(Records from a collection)
[Start of section]
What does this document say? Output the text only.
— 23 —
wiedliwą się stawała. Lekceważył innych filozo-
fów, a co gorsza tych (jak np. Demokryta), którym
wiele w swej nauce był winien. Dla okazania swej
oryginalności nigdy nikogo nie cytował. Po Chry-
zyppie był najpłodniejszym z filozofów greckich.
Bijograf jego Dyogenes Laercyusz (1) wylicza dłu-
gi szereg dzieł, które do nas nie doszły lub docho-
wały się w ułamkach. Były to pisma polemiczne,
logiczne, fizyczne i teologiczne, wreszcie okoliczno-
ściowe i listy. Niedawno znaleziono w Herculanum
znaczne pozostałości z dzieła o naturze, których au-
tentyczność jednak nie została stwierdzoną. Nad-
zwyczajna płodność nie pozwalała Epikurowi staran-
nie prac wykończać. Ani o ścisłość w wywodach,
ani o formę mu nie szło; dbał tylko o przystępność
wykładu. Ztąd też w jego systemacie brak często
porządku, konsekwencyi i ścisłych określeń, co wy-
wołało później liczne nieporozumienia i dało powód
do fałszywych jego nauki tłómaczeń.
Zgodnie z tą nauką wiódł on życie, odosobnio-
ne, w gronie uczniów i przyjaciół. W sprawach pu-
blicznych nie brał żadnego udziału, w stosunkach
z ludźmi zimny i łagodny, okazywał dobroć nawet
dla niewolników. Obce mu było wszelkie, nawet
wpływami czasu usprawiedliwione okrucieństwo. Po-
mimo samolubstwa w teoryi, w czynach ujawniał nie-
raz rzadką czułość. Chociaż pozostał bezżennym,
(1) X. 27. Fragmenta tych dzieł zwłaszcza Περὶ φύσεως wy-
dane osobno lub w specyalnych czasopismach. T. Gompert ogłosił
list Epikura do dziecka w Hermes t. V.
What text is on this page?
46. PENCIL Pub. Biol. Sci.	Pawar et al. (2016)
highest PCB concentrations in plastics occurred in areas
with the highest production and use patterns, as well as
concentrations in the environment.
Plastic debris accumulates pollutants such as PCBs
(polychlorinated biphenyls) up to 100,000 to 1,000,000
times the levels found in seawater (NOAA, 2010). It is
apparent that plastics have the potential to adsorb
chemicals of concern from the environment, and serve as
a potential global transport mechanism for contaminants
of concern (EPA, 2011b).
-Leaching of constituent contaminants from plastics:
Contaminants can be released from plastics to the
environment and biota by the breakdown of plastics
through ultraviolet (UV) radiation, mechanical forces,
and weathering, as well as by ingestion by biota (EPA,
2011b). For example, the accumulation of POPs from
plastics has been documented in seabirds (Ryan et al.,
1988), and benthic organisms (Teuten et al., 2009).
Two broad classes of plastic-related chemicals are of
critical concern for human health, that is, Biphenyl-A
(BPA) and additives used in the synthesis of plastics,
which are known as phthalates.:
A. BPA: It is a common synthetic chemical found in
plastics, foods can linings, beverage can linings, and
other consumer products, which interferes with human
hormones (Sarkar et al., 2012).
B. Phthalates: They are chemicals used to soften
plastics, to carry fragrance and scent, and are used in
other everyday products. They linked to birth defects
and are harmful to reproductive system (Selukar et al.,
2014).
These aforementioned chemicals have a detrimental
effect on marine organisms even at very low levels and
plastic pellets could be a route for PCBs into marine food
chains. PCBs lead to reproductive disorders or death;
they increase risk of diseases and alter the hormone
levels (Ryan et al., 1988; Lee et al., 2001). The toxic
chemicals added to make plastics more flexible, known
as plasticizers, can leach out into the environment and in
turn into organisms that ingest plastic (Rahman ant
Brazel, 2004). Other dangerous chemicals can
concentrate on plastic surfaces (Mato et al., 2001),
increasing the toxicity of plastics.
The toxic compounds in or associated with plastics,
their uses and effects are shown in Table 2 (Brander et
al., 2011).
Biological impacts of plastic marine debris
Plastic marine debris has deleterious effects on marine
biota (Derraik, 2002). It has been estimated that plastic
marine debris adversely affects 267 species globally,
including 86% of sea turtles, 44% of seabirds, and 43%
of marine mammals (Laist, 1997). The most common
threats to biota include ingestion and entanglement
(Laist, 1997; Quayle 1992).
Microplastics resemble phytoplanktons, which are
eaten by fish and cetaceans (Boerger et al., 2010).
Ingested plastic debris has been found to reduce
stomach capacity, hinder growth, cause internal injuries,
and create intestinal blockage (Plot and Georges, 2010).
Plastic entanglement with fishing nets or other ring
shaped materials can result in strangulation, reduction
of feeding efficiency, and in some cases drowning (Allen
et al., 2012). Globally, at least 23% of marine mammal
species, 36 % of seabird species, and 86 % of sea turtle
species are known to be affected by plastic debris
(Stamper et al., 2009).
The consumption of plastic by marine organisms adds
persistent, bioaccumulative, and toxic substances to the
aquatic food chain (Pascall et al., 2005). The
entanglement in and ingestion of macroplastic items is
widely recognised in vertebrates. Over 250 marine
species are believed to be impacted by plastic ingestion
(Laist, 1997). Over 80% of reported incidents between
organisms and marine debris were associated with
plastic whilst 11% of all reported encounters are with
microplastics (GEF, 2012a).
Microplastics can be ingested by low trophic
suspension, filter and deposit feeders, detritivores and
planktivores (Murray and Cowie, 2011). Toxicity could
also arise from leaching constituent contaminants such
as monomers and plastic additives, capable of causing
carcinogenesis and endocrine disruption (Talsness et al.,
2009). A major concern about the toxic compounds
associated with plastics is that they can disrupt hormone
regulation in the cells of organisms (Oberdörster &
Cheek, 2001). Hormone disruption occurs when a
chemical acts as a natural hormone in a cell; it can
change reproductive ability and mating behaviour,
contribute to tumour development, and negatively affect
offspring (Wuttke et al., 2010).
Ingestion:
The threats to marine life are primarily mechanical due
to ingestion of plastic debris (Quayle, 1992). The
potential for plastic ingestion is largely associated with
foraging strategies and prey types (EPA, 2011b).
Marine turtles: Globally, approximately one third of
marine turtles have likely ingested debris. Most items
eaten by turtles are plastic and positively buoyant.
[End of section]
Exercise brief →
Retype the entries exactly; leave nothing out.

Solution to this task →
What does this document say? Output the text only.
— 23 —
wiedliwą się stawała. Lekceważył innych filozo-
fów, a co gorsza tych (jak np. Demokryta), którym
wiele w swej nauce był winien. Dla okazania swej
oryginalności nigdy nikogo nie cytował. Po Chry-
zyppie był najpłodniejszym z filozofów greckich.
Bijograf jego Dyogenes Laercyusz (1) wylicza dłu-
gi szereg dzieł, które do nas nie doszły lub docho-
wały się w ułamkach. Były to pisma polemiczne,
logiczne, fizyczne i teologiczne, wreszcie okoliczno-
ściowe i listy. Niedawno znaleziono w Herculanum
znaczne pozostałości z dzieła o naturze, których au-
tentyczność jednak nie została stwierdzoną. Nad-
zwyczajna płodność nie pozwalała Epikurowi staran-
nie prac wykończać. Ani o ścisłość w wywodach,
ani o formę mu nie szło; dbał tylko o przystępność
wykładu. Ztąd też w jego systemacie brak często
porządku, konsekwencyi i ścisłych określeń, co wy-
wołało później liczne nieporozumienia i dało powód
do fałszywych jego nauki tłómaczeń.
Zgodnie z tą nauką wiódł on życie, odosobnio-
ne, w gronie uczniów i przyjaciół. W sprawach pu-
blicznych nie brał żadnego udziału, w stosunkach
z ludźmi zimny i łagodny, okazywał dobroć nawet
dla niewolników. Obce mu było wszelkie, nawet
wpływami czasu usprawiedliwione okrucieństwo. Po-
mimo samolubstwa w teoryi, w czynach ujawniał nie-
raz rzadką czułość. Chociaż pozostał bezżennym,
(1) X. 27. Fragmenta tych dzieł zwłaszcza Περὶ φύσεως wy-
dane osobno lub w specyalnych czasopismach. T. Gompert ogłosił
list Epikura do dziecka w Hermes t. V.
What text is on this page?
46. PENCIL Pub. Biol. Sci.	Pawar et al. (2016)
highest PCB concentrations in plastics occurred in areas
with the highest production and use patterns, as well as
concentrations in the environment.
Plastic debris accumulates pollutants such as PCBs
(polychlorinated biphenyls) up to 100,000 to 1,000,000
times the levels found in seawater (NOAA, 2010). It is
apparent that plastics have the potential to adsorb
chemicals of concern from the environment, and serve as
a potential global transport mechanism for contaminants
of concern (EPA, 2011b).
-Leaching of constituent contaminants from plastics:
Contaminants can be released from plastics to the
environment and biota by the breakdown of plastics
through ultraviolet (UV) radiation, mechanical forces,
and weathering, as well as by ingestion by biota (EPA,
2011b). For example, the accumulation of POPs from
plastics has been documented in seabirds (Ryan et al.,
1988), and benthic organisms (Teuten et al., 2009).
Two broad classes of plastic-related chemicals are of
critical concern for human health, that is, Biphenyl-A
(BPA) and additives used in the synthesis of plastics,
which are known as phthalates.:
A. BPA: It is a common synthetic chemical found in
plastics, foods can linings, beverage can linings, and
other consumer products, which interferes with human
hormones (Sarkar et al., 2012).
B. Phthalates: They are chemicals used to soften
plastics, to carry fragrance and scent, and are used in
other everyday products. They linked to birth defects
and are harmful to reproductive system (Selukar et al.,
2014).
These aforementioned chemicals have a detrimental
effect on marine organisms even at very low levels and
plastic pellets could be a route for PCBs into marine food
chains. PCBs lead to reproductive disorders or death;
they increase risk of diseases and alter the hormone
levels (Ryan et al., 1988; Lee et al., 2001). The toxic
chemicals added to make plastics more flexible, known
as plasticizers, can leach out into the environment and in
turn into organisms that ingest plastic (Rahman ant
Brazel, 2004). Other dangerous chemicals can
concentrate on plastic surfaces (Mato et al., 2001),
increasing the toxicity of plastics.
The toxic compounds in or associated with plastics,
their uses and effects are shown in Table 2 (Brander et
al., 2011).
Biological impacts of plastic marine debris
Plastic marine debris has deleterious effects on marine
biota (Derraik, 2002). It has been estimated that plastic
marine debris adversely affects 267 species globally,
including 86% of sea turtles, 44% of seabirds, and 43%
of marine mammals (Laist, 1997). The most common
threats to biota include ingestion and entanglement
(Laist, 1997; Quayle 1992).
Microplastics resemble phytoplanktons, which are
eaten by fish and cetaceans (Boerger et al., 2010).
Ingested plastic debris has been found to reduce
stomach capacity, hinder growth, cause internal injuries,
and create intestinal blockage (Plot and Georges, 2010).
Plastic entanglement with fishing nets or other ring
shaped materials can result in strangulation, reduction
of feeding efficiency, and in some cases drowning (Allen
et al., 2012). Globally, at least 23% of marine mammal
species, 36 % of seabird species, and 86 % of sea turtle
species are known to be affected by plastic debris
(Stamper et al., 2009).
The consumption of plastic by marine organisms adds
persistent, bioaccumulative, and toxic substances to the
aquatic food chain (Pascall et al., 2005). The
entanglement in and ingestion of macroplastic items is
widely recognised in vertebrates. Over 250 marine
species are believed to be impacted by plastic ingestion
(Laist, 1997). Over 80% of reported incidents between
organisms and marine debris were associated with
plastic whilst 11% of all reported encounters are with
microplastics (GEF, 2012a).
Microplastics can be ingested by low trophic
suspension, filter and deposit feeders, detritivores and
planktivores (Murray and Cowie, 2011). Toxicity could
also arise from leaching constituent contaminants such
as monomers and plastic additives, capable of causing
carcinogenesis and endocrine disruption (Talsness et al.,
2009). A major concern about the toxic compounds
associated with plastics is that they can disrupt hormone
regulation in the cells of organisms (Oberdörster &
Cheek, 2001). Hormone disruption occurs when a
chemical acts as a natural hormone in a cell; it can
change reproductive ability and mating behaviour,
contribute to tumour development, and negatively affect
offspring (Wuttke et al., 2010).
Ingestion:
The threats to marine life are primarily mechanical due
to ingestion of plastic debris (Quayle, 1992). The
potential for plastic ingestion is largely associated with
foraging strategies and prey types (EPA, 2011b).
Marine turtles: Globally, approximately one third of
marine turtles have likely ingested debris. Most items
eaten by turtles are plastic and positively buoyant.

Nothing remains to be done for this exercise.